_Written exercise:_
Track down every line below that holds "Objects" and copy it.

--- Start Record excerpts ---

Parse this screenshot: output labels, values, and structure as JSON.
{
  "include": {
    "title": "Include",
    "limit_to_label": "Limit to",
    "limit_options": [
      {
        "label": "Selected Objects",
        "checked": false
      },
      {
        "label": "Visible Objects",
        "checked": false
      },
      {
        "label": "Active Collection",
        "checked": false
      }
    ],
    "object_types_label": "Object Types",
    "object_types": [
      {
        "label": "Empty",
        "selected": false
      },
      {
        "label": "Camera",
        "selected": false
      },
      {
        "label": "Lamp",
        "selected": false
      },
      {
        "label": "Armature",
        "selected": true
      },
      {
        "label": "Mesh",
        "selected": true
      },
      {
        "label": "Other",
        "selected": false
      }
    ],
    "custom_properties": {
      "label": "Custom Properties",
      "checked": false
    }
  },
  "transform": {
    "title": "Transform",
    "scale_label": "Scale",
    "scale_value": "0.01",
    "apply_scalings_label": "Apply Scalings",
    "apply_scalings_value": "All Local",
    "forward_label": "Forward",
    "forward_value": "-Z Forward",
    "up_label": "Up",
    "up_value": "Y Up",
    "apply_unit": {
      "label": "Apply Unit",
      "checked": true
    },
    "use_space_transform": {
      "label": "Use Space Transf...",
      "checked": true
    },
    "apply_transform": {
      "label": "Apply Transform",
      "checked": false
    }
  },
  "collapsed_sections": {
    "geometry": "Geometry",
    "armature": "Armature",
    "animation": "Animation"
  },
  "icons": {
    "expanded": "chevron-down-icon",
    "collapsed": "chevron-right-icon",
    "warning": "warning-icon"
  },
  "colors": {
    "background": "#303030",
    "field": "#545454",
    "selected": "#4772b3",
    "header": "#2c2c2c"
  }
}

--- End Record excerpts ---

_Solved exercise:_
        "label": "Selected Objects",
        "label": "Visible Objects",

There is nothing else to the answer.